- **Task**: In the material below, find how many lines contain the string "high". Write only that number.

- **The records**:

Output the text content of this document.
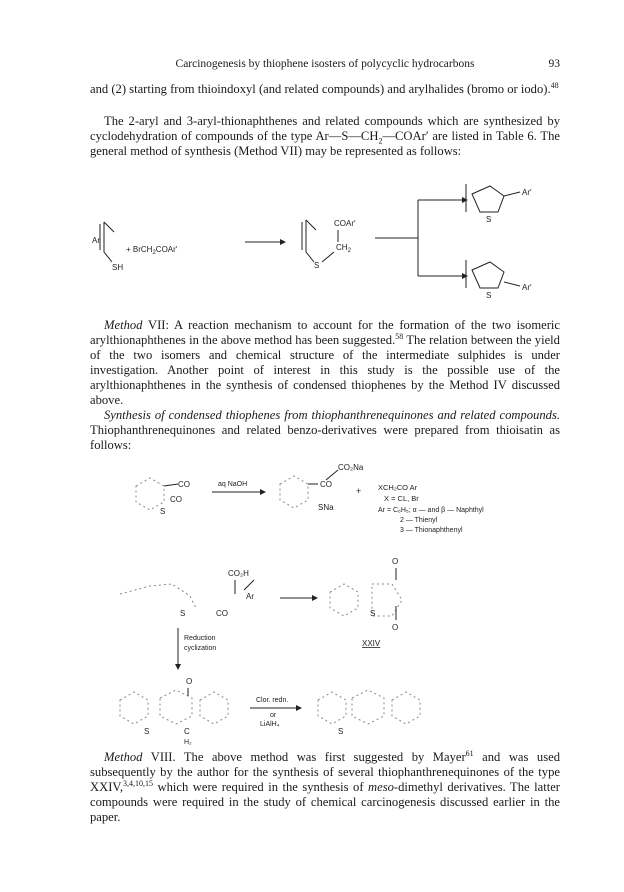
Carcinogenesis by thiophene isosters of polycyclic hydrocarbons	93

and (2) starting from thioindoxyl (and related compounds) and arylhalides (bromo or iodo).$^{48}$

The 2-aryl and 3-aryl-thionaphthenes and related compounds which are synthesized by cyclodehydration of compounds of the type $Ar—S—CH_2—COAr'$ are listed in Table 6. The general method of synthesis (Method VII) may be represented as follows:

Ar
SH
+ BrCH$_2$COAr′
COAr′
$CH_2$
S
Ar′
S
Ar′
S

Method VII: A reaction mechanism to account for the formation of the two isomeric arylthionaphthenes in the above method has been suggested.$^{58}$ The relation between the yield of the two isomers and chemical structure of the intermediate sulphides is under investigation. Another point of interest in this study is the possible use of the arylthionaphthenes in the synthesis of condensed thiophenes by the Method IV discussed above.

Synthesis of condensed thiophenes from thiophanthrenequinones and related compounds. Thiophanthrenequinones and related benzo-derivatives were prepared from thioisatin as follows:

CO
CO
S
aq NaOH	CO
CO₂Na
SNa
+ XCH₂CO Ar
X = CL, Br
Ar = C₆H₅; α — and β — Naphthyl
2 — Thienyl
3 — Thionaphthenyl
CO₂H
Ar
S	CO
O
O
S
XXIV
Reduction
cyclization
O
S	C
H₂
Clor. redn.
or
LiAlH₄
S

Method VIII. The above method was first suggested by Mayer$^{61}$ and was used subsequently by the author for the synthesis of several thiophanthrenequinones of the type XXIV,$^{3,4,10,15}$ which were required in the synthesis of meso-dimethyl derivatives. The latter compounds were required in the study of chemical carcinogenesis discussed earlier in the paper.
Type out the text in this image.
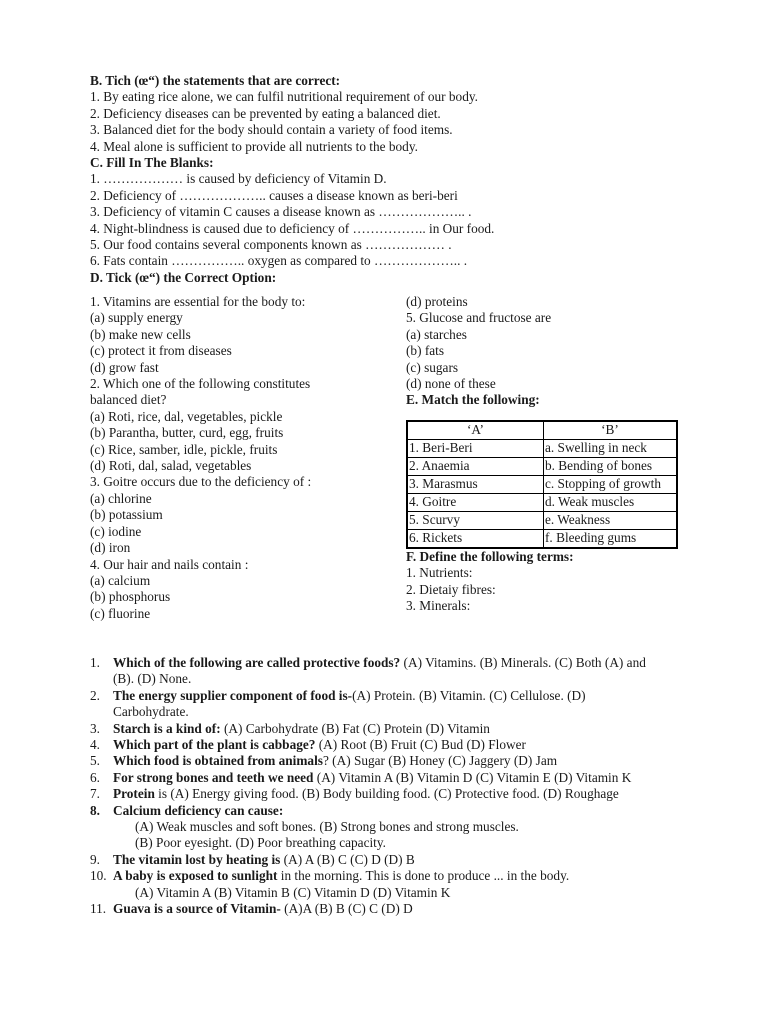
B. Tich (œ“) the statements that are correct:
1. By eating rice alone, we can fulfil nutritional requirement of our body.
2. Deficiency diseases can be prevented by eating a balanced diet.
3. Balanced diet for the body should contain a variety of food items.
4. Meal alone is sufficient to provide all nutrients to the body.
C. Fill In The Blanks:
1. ……………… is caused by deficiency of Vitamin D.
2. Deficiency of ……………….. causes a disease known as beri-beri
3. Deficiency of vitamin C causes a disease known as ……………….. .
4. Night-blindness is caused due to deficiency of …………….. in Our food.
5. Our food contains several components known as ……………… .
6. Fats contain …………….. oxygen as compared to ……………….. .
D. Tick (œ“) the Correct Option:
1. Vitamins are essential for the body to:
(a) supply energy
(b) make new cells
(c) protect it from diseases
(d) grow fast
2. Which one of the following constitutes
balanced diet?
(a) Roti, rice, dal, vegetables, pickle
(b) Parantha, butter, curd, egg, fruits
(c) Rice, samber, idle, pickle, fruits
(d) Roti, dal, salad, vegetables
3. Goitre occurs due to the deficiency of :
(a) chlorine
(b) potassium
(c) iodine
(d) iron
4. Our hair and nails contain :
(a) calcium
(b) phosphorus
(c) fluorine
(d) proteins
5. Glucose and fructose are
(a) starches
(b) fats
(c) sugars
(d) none of these
E. Match the following:
‘A’	‘B’
1. Beri-Beri	a. Swelling in neck
2. Anaemia	b. Bending of bones
3. Marasmus	c. Stopping of growth
4. Goitre	d. Weak muscles
5. Scurvy	e. Weakness
6. Rickets	f. Bleeding gums
F. Define the following terms:
1. Nutrients:
2. Dietaiy fibres:
3. Minerals:
1. Which of the following are called protective foods? (A) Vitamins. (B) Minerals. (C) Both (A) and
(B). (D) None.
2. The energy supplier component of food is-(A) Protein. (B) Vitamin. (C) Cellulose. (D)
Carbohydrate.
3. Starch is a kind of: (A) Carbohydrate (B) Fat (C) Protein (D) Vitamin
4. Which part of the plant is cabbage? (A) Root (B) Fruit (C) Bud (D) Flower
5. Which food is obtained from animals? (A) Sugar (B) Honey (C) Jaggery (D) Jam
6. For strong bones and teeth we need (A) Vitamin A (B) Vitamin D (C) Vitamin E (D) Vitamin K
7. Protein is (A) Energy giving food. (B) Body building food. (C) Protective food. (D) Roughage
8. Calcium deficiency can cause:
(A) Weak muscles and soft bones. (B) Strong bones and strong muscles.
(B) Poor eyesight. (D) Poor breathing capacity.
9. The vitamin lost by heating is (A) A (B) C (C) D (D) B
10. A baby is exposed to sunlight in the morning. This is done to produce ... in the body.
(A) Vitamin A (B) Vitamin B (C) Vitamin D (D) Vitamin K
11. Guava is a source of Vitamin- (A)A (B) B (C) C (D) D
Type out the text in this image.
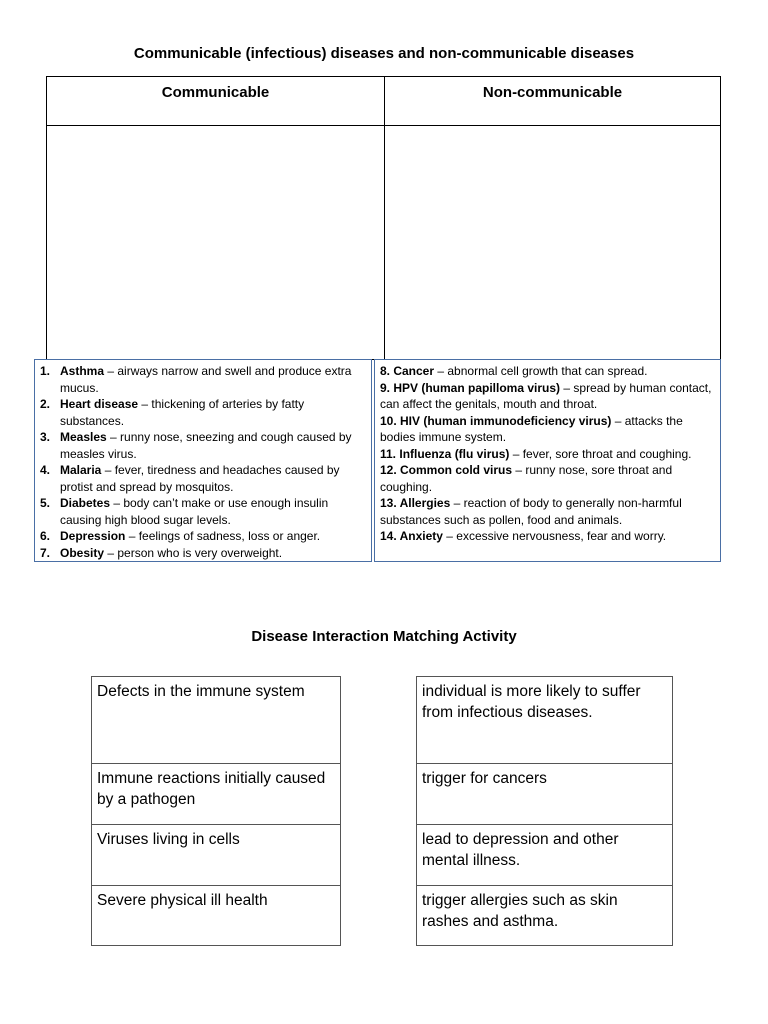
Communicable (infectious) diseases and non-communicable diseases
Communicable	Non-communicable
1. Asthma – airways narrow and swell and produce extra mucus.
2. Heart disease – thickening of arteries by fatty substances.
3. Measles – runny nose, sneezing and cough caused by measles virus.
4. Malaria – fever, tiredness and headaches caused by protist and spread by mosquitos.
5. Diabetes – body can’t make or use enough insulin causing high blood sugar levels.
6. Depression – feelings of sadness, loss or anger.
7. Obesity – person who is very overweight.
8. Cancer – abnormal cell growth that can spread.
9. HPV (human papilloma virus) – spread by human contact, can affect the genitals, mouth and throat.
10. HIV (human immunodeficiency virus) – attacks the bodies immune system.
11. Influenza (flu virus) – fever, sore throat and coughing.
12. Common cold virus – runny nose, sore throat and coughing.
13. Allergies – reaction of body to generally non-harmful substances such as pollen, food and animals.
14. Anxiety – excessive nervousness, fear and worry.
Disease Interaction Matching Activity
Defects in the immune system
Immune reactions initially caused by a pathogen
Viruses living in cells
Severe physical ill health
individual is more likely to suffer from infectious diseases.
trigger for cancers
lead to depression and other mental illness.
trigger allergies such as skin rashes and asthma.
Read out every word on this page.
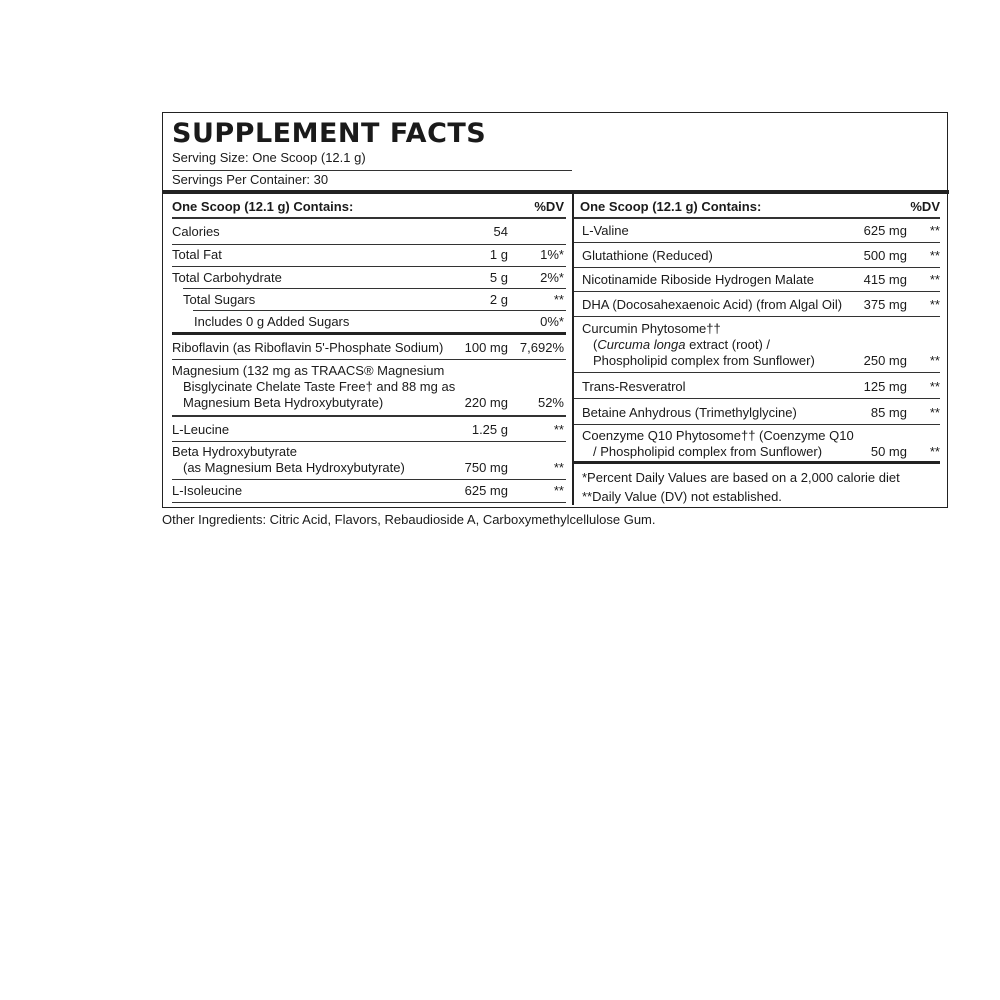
SUPPLEMENT FACTS
Serving Size: One Scoop (12.1 g)
Servings Per Container: 30
One Scoop (12.1 g) Contains:	%DV
Calories	54
Total Fat	1 g 1%*
Total Carbohydrate	5 g 2%*
Total Sugars	2 g	**
Includes 0 g Added Sugars	0%*
Riboflavin (as Riboflavin 5'-Phosphate Sodium) 100 mg 7,692%
Magnesium (132 mg as TRAACS® Magnesium
Bisglycinate Chelate Taste Free† and 88 mg as
Magnesium Beta Hydroxybutyrate)	220 mg 52%
L-Leucine	1.25 g	**
Beta Hydroxybutyrate
(as Magnesium Beta Hydroxybutyrate)	750 mg	**
L-Isoleucine	625 mg	**
One Scoop (12.1 g) Contains:	%DV
L-Valine	625 mg **
Glutathione (Reduced)	500 mg **
Nicotinamide Riboside Hydrogen Malate	415 mg **
DHA (Docosahexaenoic Acid) (from Algal Oil) 375 mg **
Curcumin Phytosome††
(Curcuma longa extract (root) /
Phospholipid complex from Sunflower)	250 mg **
Trans-Resveratrol	125 mg **
Betaine Anhydrous (Trimethylglycine)	85 mg **
Coenzyme Q10 Phytosome†† (Coenzyme Q10
/ Phospholipid complex from Sunflower)	50 mg **
*Percent Daily Values are based on a 2,000 calorie diet
**Daily Value (DV) not established.
Other Ingredients: Citric Acid, Flavors, Rebaudioside A, Carboxymethylcellulose Gum.
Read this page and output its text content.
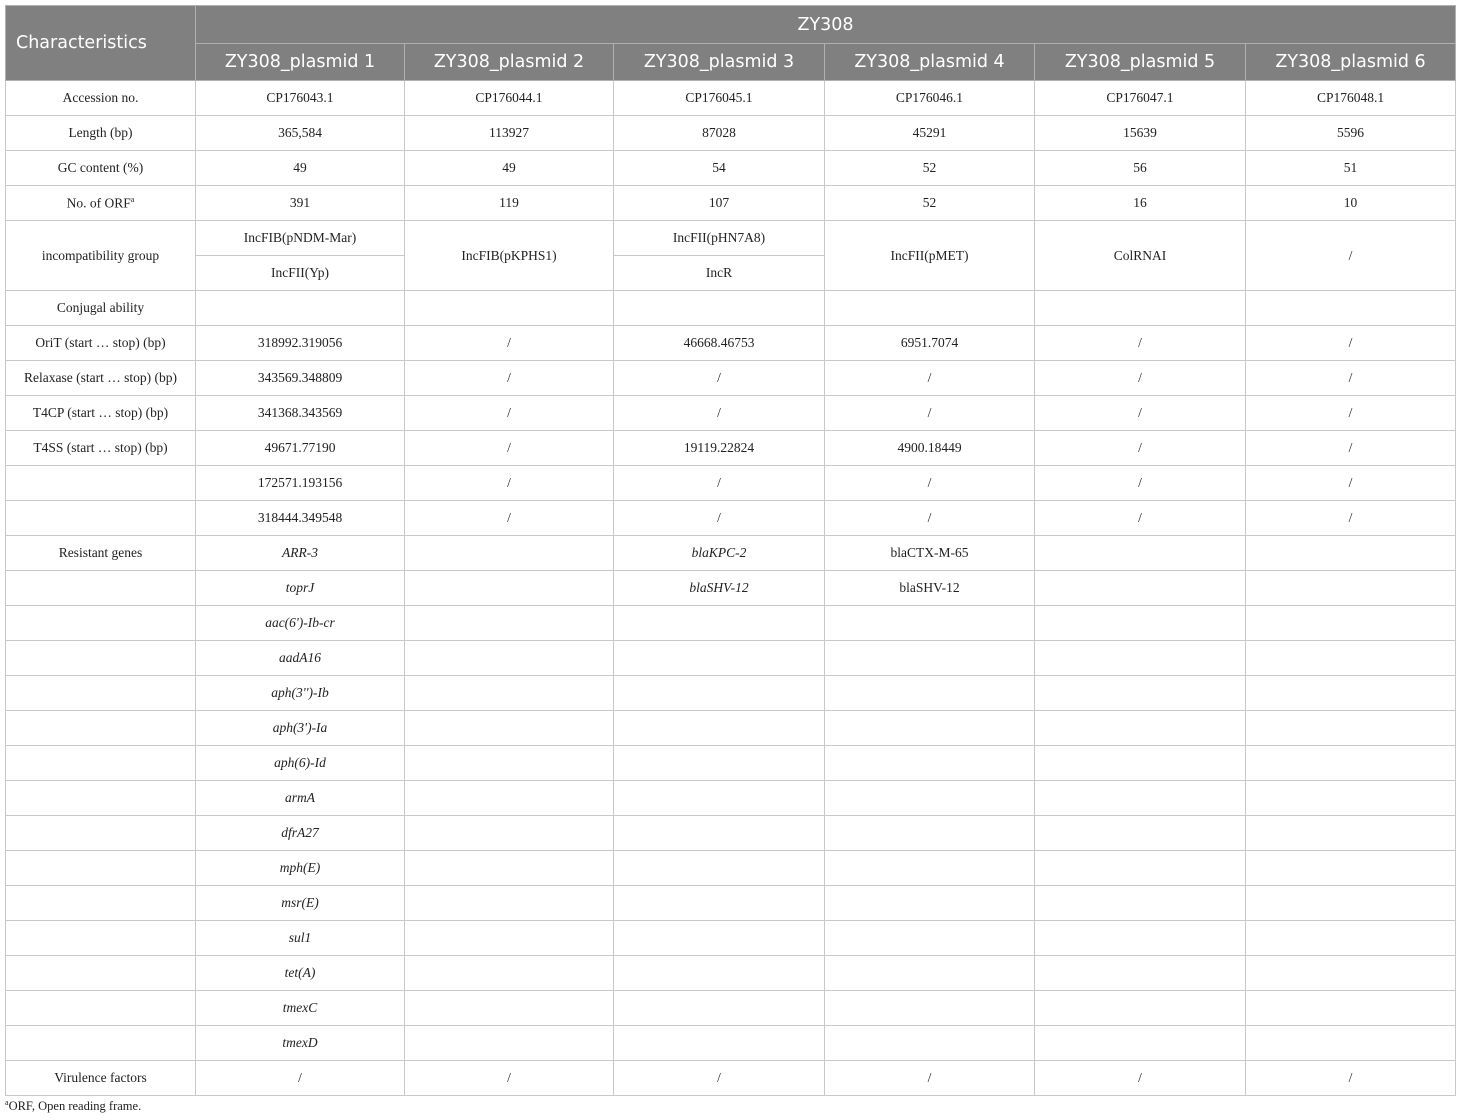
Characteristics	ZY308					
	ZY308_plasmid 1	ZY308_plasmid 2	ZY308_plasmid 3	ZY308_plasmid 4	ZY308_plasmid 5	ZY308_plasmid 6
Accession no.	CP176043.1	CP176044.1	CP176045.1	CP176046.1	CP176047.1	CP176048.1
Length (bp)	365,584	113927	87028	45291	15639	5596
GC content (%)	49	49	54	52	56	51
No. of ORF$^a$	391	119	107	52	16	10
incompatibility group	IncFIB(pNDM-Mar)	IncFIB(pKPHS1)	IncFII(pHN7A8)	IncFII(pMET)	ColRNAI	/
	IncFII(Yp)		IncR			
Conjugal ability						
OriT (start … stop) (bp)	318992.319056	/	46668.46753	6951.7074	/	/
Relaxase (start … stop) (bp)	343569.348809	/	/	/	/	/
T4CP (start … stop) (bp)	341368.343569	/	/	/	/	/
T4SS (start … stop) (bp)	49671.77190	/	19119.22824	4900.18449	/	/
	172571.193156	/	/	/	/	/
	318444.349548	/	/	/	/	/
Resistant genes	ARR-3		blaKPC-2	blaCTX-M-65		
	toprJ		blaSHV-12	blaSHV-12		
	aac(6')-Ib-cr					
	aadA16					
	aph(3'')-Ib					
	aph(3')-Ia					
	aph(6)-Id					
	armA					
	dfrA27					
	mph(E)					
	msr(E)					
	sul1					
	tet(A)					
	tmexC					
	tmexD					
Virulence factors	/	/	/	/	/	/
$^a$ORF, Open reading frame.
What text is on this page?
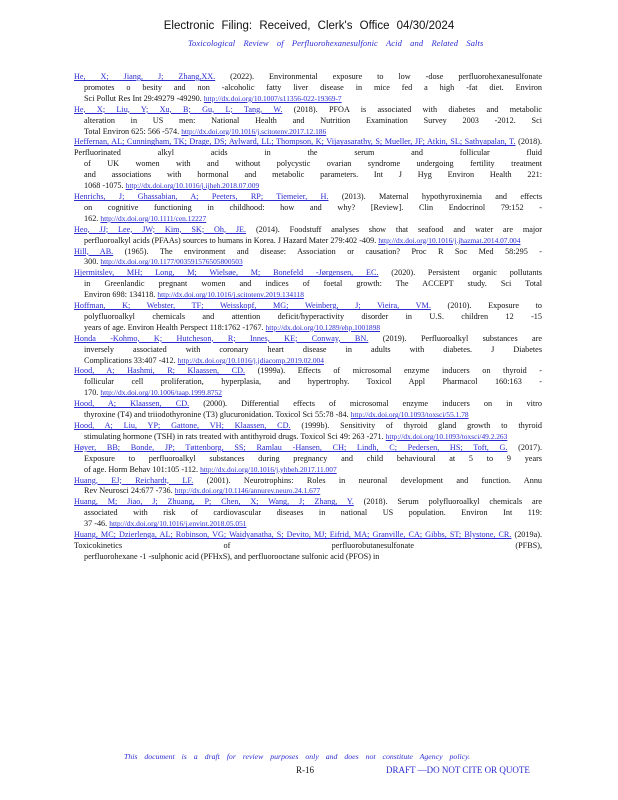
Electronic Filing: Received, Clerk's Office 04/30/2024
Toxicological Review of Perfluorohexanesulfonic Acid and Related Salts
He, X; Jiang, J; Zhang,XX. (2022). Environmental exposure to low -dose perfluorohexanesulfonate
promotes o besity and non -alcoholic fatty liver disease in mice fed a high -fat diet. Environ
Sci Pollut Res Int 29:49279 -49290. http://dx.doi.org/10.1007/s11356-022-19369-7
He, X; Liu, Y; Xu, B; Gu, L; Tang, W. (2018). PFOA is associated with diabetes and metabolic
alteration in US men: National Health and Nutrition Examination Survey 2003 -2012. Sci
Total Environ 625: 566 -574. http://dx.doi.org/10.1016/j.scitotenv.2017.12.186
Heffernan, AL; Cunningham, TK; Drage, DS; Aylward, LL; Thompson, K; Vijayasarathy, S; Mueller, JF; Atkin, SL; Sathyapalan, T. (2018). Perfluorinated alkyl acids in the serum and follicular fluid
of UK women with and without polycystic ovarian syndrome undergoing fertility treatment
and associations with hormonal and metabolic parameters. Int J Hyg Environ Health 221:
1068 -1075. http://dx.doi.org/10.1016/j.ijheh.2018.07.009
Henrichs, J; Ghassabian, A; Peeters, RP; Tiemeier, H. (2013). Maternal hypothyroxinemia and effects
on cognitive functioning in childhood: how and why? [Review]. Clin Endocrinol 79:152 -
162. http://dx.doi.org/10.1111/cen.12227
Heo, JJ; Lee, JW; Kim, SK; Oh, JE. (2014). Foodstuff analyses show that seafood and water are major
perfluoroalkyl acids (PFAAs) sources to humans in Korea. J Hazard Mater 279:402 -409. http://dx.doi.org/10.1016/j.jhazmat.2014.07.004
Hill, AB. (1965). The environment and disease: Association or causation? Proc R Soc Med 58:295 -
300. http://dx.doi.org/10.1177/003591576505800503
Hjermitslev, MH; Long, M; Wielsøe, M; Bonefeld -Jørgensen, EC. (2020). Persistent organic pollutants
in Greenlandic pregnant women and indices of foetal growth: The ACCEPT study. Sci Total
Environ 698: 134118. http://dx.doi.org/10.1016/j.scitotenv.2019.134118
Hoffman, K; Webster, TF; Weisskopf, MG; Weinberg, J; Vieira, VM. (2010). Exposure to
polyfluoroalkyl chemicals and attention deficit/hyperactivity disorder in U.S. children 12 -15
years of age. Environ Health Perspect 118:1762 -1767. http://dx.doi.org/10.1289/ehp.1001898
Honda -Kohmo, K; Hutcheson, R; Innes, KE; Conway, BN. (2019). Perfluoroalkyl substances are
inversely associated with coronary heart disease in adults with diabetes. J Diabetes
Complications 33:407 -412. http://dx.doi.org/10.1016/j.jdiacomp.2019.02.004
Hood, A; Hashmi, R; Klaassen, CD. (1999a). Effects of microsomal enzyme inducers on thyroid -
follicular cell proliferation, hyperplasia, and hypertrophy. Toxicol Appl Pharmacol 160:163 -
170. http://dx.doi.org/10.1006/taap.1999.8752
Hood, A; Klaassen, CD. (2000). Differential effects of microsomal enzyme inducers on in vitro
thyroxine (T4) and triiodothyronine (T3) glucuronidation. Toxicol Sci 55:78 -84. http://dx.doi.org/10.1093/toxsci/55.1.78
Hood, A; Liu, YP; Gattone, VH; Klaassen, CD. (1999b). Sensitivity of thyroid gland growth to thyroid
stimulating hormone (TSH) in rats treated with antithyroid drugs. Toxicol Sci 49: 263 -271. http://dx.doi.org/10.1093/toxsci/49.2.263
Høyer, BB; Bonde, JP; Tøttenborg, SS; Ramlau -Hansen, CH; Lindh, C; Pedersen, HS; Toft, G. (2017).
Exposure to perfluoroalkyl substances during pregnancy and child behavioural at 5 to 9 years
of age. Horm Behav 101:105 -112. http://dx.doi.org/10.1016/j.yhbeh.2017.11.007
Huang, EJ; Reichardt, LF. (2001). Neurotrophins: Roles in neuronal development and function. Annu
Rev Neurosci 24:677 -736. http://dx.doi.org/10.1146/annurev.neuro.24.1.677
Huang, M; Jiao, J; Zhuang, P; Chen, X; Wang, J; Zhang, Y. (2018). Serum polyfluoroalkyl chemicals are
associated with risk of cardiovascular diseases in national US population. Environ Int 119:
37 -46. http://dx.doi.org/10.1016/j.envint.2018.05.051
Huang, MC; Dzierlenga, AL; Robinson, VG; Waidyanatha, S; Devito, MJ; Eifrid, MA; Granville, CA; Gibbs, ST; Blystone, CR. (2019a). Toxicokinetics of perfluorobutanesulfonate (PFBS),
perfluorohexane -1 -sulphonic acid (PFHxS), and perfluorooctane sulfonic acid (PFOS) in
This document is a draft for review purposes only and does not constitute Agency policy.
R-16	DRAFT —DO NOT CITE OR QUOTE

- **Finished exercise**: 2